Extracted information>
▬▬▬▬▬▬
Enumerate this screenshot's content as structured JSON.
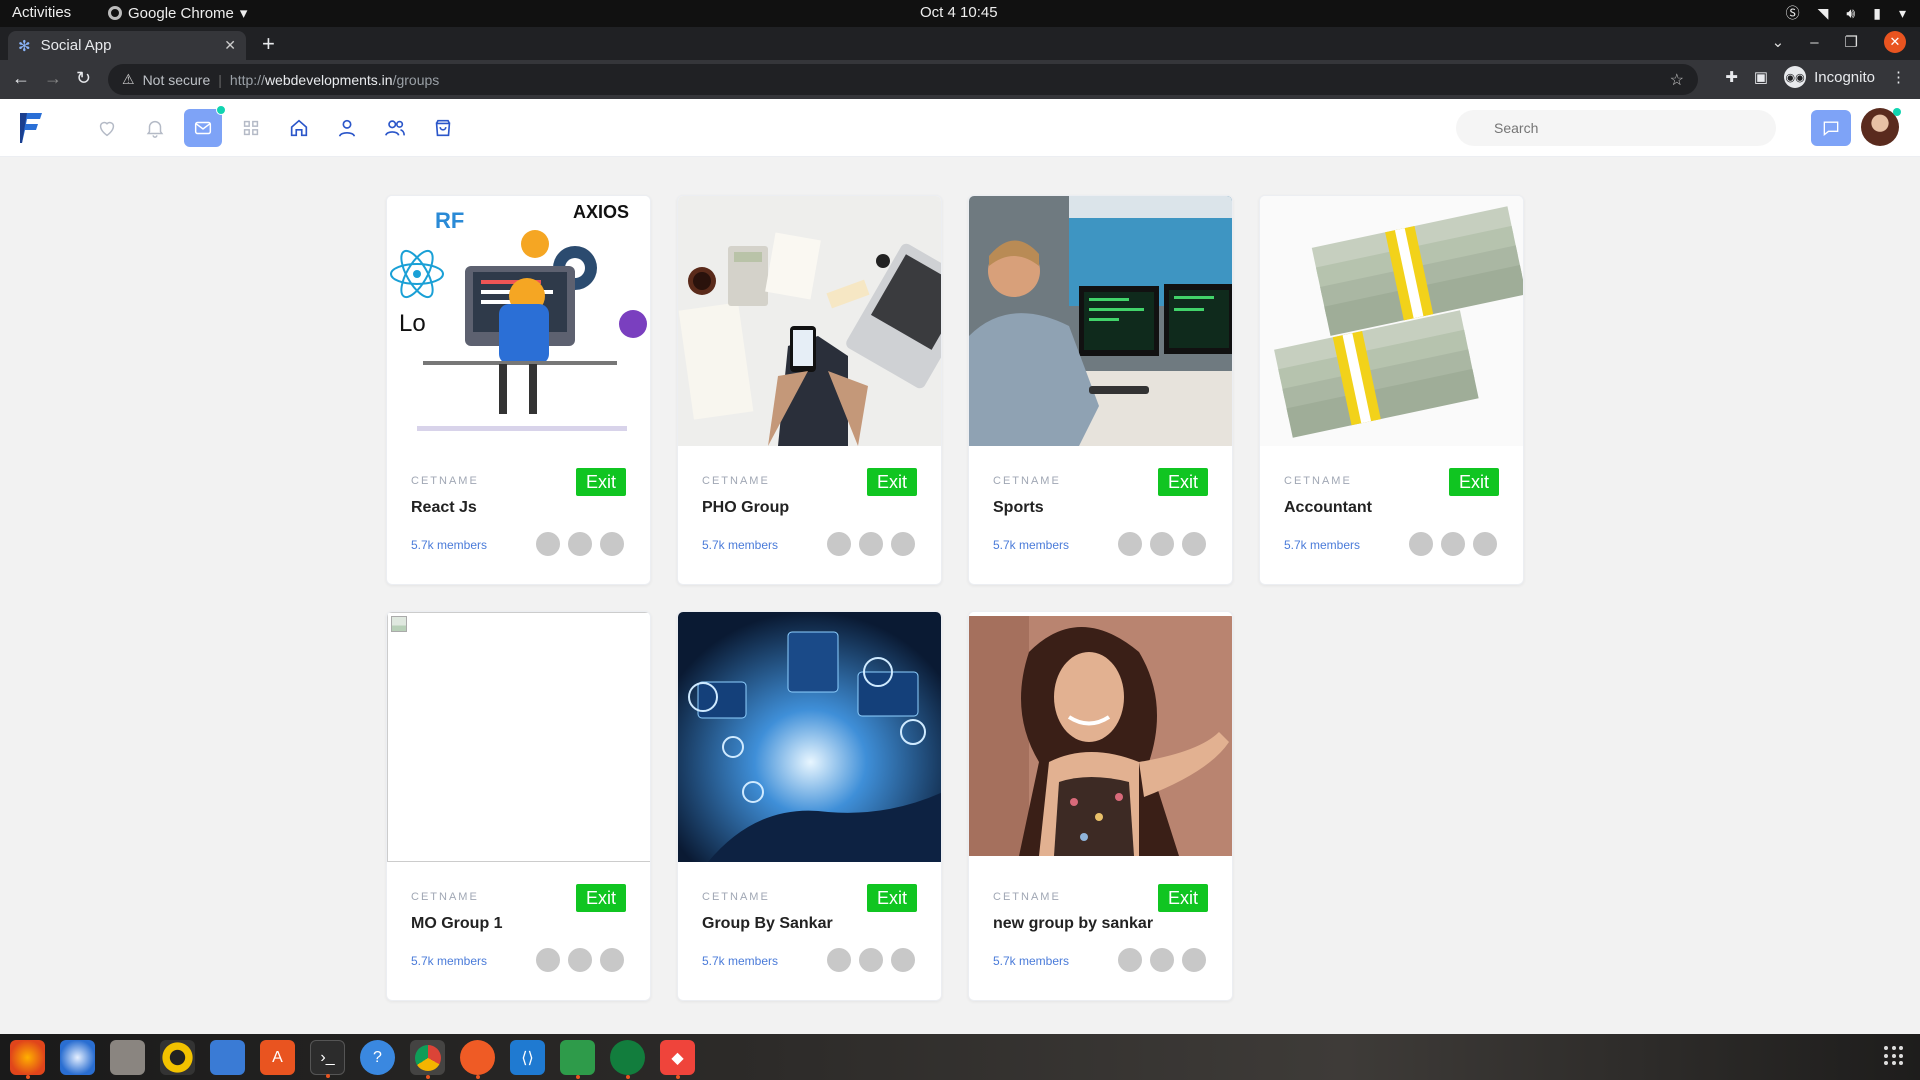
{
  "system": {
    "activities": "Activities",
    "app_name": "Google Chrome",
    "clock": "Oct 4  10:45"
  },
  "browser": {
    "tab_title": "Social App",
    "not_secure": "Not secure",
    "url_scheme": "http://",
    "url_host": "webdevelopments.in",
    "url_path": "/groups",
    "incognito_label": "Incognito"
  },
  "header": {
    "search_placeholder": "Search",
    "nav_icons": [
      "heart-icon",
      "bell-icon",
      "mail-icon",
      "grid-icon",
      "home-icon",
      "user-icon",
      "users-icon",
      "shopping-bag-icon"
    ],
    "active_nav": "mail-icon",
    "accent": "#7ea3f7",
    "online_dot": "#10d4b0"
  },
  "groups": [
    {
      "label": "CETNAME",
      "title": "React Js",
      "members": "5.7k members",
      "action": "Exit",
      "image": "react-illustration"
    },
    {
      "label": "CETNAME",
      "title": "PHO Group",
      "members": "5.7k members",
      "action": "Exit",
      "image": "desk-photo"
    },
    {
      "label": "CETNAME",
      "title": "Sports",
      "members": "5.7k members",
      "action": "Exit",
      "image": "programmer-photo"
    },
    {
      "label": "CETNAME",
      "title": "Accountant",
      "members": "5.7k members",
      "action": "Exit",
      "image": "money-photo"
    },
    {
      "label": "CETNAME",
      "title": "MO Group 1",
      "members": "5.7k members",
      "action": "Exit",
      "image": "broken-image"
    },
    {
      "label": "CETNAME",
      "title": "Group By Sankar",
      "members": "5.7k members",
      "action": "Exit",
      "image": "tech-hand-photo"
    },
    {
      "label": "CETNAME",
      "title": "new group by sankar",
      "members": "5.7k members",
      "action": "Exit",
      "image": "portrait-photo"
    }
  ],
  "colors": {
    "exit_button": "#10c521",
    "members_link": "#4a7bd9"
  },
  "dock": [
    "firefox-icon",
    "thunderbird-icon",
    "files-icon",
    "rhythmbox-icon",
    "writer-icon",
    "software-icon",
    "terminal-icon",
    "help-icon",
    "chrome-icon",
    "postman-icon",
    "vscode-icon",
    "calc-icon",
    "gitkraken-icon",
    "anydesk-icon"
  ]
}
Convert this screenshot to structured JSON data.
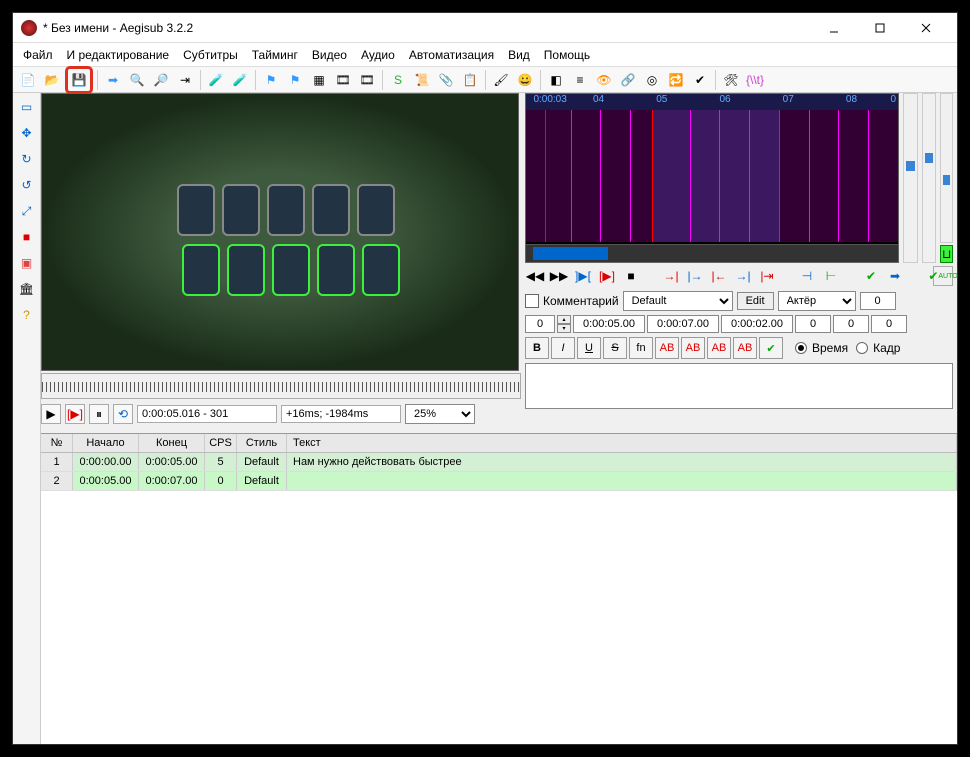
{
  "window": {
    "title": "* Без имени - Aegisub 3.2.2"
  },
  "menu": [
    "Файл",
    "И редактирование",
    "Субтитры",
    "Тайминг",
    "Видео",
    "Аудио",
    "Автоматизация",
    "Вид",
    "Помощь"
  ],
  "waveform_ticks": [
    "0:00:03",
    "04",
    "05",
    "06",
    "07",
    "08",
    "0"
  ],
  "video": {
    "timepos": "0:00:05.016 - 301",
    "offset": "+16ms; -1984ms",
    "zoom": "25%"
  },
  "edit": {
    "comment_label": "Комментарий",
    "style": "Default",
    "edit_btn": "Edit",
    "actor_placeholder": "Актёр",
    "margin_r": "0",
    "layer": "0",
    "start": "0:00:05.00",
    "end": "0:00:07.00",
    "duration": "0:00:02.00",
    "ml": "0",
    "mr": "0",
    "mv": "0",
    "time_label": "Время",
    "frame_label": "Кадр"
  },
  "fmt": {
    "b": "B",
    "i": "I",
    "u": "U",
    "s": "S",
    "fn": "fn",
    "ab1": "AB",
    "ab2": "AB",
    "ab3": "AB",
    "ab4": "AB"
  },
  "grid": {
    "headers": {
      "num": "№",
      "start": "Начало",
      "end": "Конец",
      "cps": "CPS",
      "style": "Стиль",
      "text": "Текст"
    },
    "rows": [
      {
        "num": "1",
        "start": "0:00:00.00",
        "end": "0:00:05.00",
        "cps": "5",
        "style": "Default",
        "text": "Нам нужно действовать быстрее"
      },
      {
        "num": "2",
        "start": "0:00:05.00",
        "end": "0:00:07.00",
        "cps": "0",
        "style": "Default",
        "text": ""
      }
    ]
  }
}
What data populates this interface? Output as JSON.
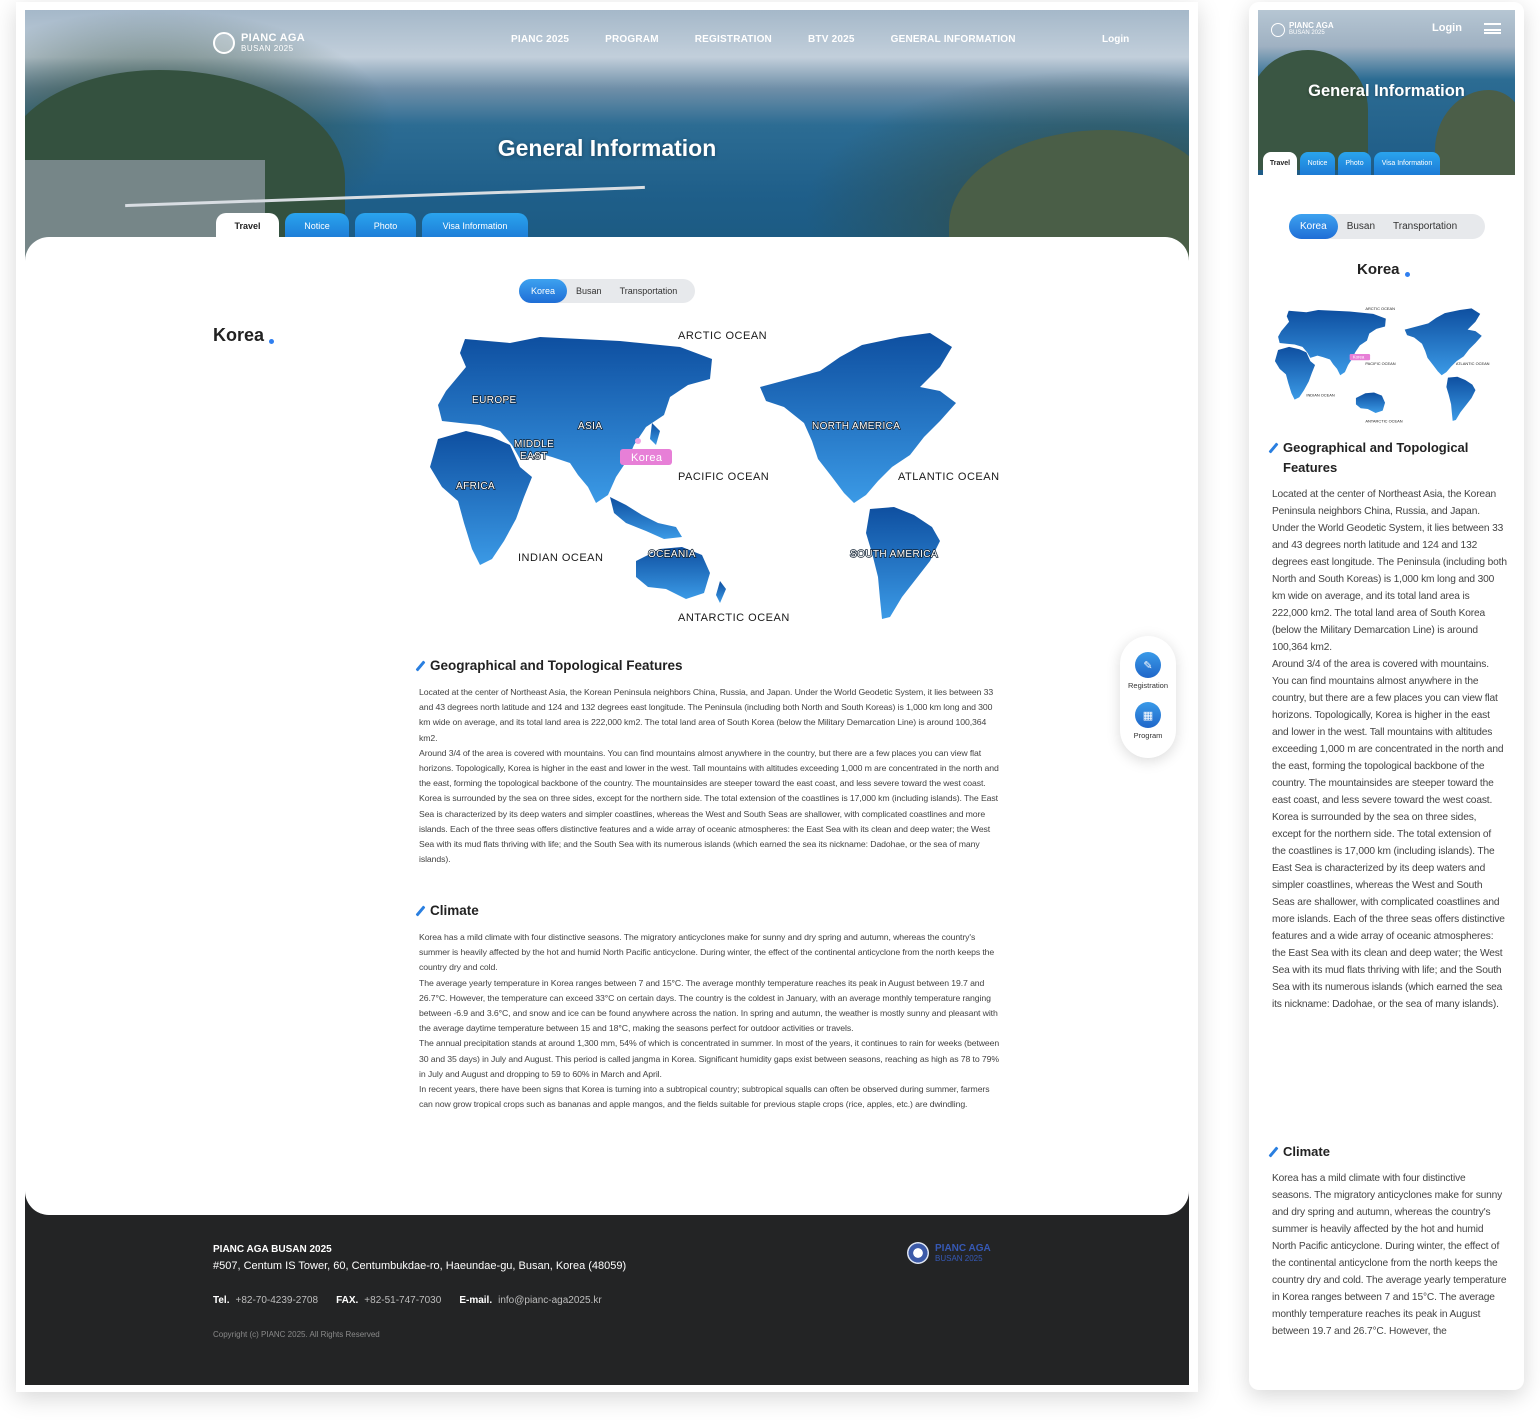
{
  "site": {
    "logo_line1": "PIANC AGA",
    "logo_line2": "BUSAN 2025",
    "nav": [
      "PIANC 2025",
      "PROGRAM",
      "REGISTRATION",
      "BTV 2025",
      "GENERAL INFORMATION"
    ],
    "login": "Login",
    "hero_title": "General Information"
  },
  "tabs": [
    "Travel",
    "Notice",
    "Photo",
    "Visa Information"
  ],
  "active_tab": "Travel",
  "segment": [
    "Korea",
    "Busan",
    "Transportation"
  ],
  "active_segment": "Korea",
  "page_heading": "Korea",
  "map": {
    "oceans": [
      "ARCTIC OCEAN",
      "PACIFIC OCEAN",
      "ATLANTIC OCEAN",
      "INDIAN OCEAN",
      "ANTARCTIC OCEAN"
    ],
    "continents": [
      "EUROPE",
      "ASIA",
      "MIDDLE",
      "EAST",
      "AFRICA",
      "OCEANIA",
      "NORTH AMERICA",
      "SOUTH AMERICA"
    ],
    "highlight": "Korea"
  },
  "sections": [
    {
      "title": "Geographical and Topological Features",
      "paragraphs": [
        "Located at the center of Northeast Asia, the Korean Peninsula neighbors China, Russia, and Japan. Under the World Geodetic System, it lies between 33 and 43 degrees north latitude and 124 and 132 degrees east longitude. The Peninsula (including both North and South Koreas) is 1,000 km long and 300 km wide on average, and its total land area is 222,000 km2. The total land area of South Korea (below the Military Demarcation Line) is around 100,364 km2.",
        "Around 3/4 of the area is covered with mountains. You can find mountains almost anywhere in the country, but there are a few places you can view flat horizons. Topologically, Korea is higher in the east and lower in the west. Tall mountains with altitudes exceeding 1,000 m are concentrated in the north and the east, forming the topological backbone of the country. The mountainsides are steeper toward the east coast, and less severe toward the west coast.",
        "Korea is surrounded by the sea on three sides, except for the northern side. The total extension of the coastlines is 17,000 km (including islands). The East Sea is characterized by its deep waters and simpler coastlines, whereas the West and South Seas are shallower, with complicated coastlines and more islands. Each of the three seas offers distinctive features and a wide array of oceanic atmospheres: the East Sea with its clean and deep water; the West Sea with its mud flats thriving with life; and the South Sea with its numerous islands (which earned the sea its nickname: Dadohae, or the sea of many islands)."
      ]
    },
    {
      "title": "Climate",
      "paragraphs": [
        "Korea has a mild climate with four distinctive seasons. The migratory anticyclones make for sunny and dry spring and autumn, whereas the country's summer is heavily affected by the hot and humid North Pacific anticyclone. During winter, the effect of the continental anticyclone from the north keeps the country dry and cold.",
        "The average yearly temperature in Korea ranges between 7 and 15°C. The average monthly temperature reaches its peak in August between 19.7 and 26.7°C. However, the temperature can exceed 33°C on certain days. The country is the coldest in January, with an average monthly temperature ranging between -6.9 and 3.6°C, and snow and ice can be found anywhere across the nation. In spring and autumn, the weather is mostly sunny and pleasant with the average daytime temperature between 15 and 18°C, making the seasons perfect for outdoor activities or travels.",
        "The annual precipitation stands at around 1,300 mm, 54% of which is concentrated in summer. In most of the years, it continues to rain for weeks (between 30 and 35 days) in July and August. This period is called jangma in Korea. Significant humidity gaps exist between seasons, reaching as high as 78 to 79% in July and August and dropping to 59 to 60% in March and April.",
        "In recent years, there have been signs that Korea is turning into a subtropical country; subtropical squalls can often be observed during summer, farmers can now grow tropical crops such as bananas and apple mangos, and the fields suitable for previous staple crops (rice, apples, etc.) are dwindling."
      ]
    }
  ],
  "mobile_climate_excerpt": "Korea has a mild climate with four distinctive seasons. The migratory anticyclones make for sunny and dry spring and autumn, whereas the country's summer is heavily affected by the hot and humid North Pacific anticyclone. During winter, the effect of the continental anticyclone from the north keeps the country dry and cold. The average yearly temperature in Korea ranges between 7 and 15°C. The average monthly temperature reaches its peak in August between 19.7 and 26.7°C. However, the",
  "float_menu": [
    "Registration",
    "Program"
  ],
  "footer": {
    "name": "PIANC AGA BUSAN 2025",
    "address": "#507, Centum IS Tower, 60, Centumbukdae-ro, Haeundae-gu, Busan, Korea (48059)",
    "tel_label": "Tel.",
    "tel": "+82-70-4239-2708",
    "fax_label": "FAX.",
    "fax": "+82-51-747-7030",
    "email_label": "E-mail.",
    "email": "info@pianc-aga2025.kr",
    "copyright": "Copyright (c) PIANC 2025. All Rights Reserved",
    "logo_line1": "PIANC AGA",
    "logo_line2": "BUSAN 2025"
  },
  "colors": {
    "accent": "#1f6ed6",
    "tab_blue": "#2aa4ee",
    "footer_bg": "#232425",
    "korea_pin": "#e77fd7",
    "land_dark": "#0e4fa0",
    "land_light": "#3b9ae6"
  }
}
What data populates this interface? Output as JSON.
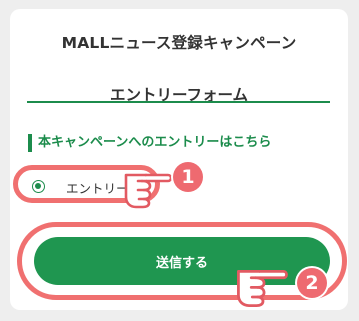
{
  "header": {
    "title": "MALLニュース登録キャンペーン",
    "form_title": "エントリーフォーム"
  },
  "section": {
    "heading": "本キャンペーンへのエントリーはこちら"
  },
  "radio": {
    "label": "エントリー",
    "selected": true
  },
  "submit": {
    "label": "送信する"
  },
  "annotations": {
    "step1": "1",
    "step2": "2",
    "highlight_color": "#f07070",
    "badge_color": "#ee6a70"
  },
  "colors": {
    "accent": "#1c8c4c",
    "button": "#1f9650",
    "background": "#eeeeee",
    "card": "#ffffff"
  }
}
▬▬▬▬▬▬
Requirements> Count the lines above that contain the word "from", and give only that number.

Final result> 2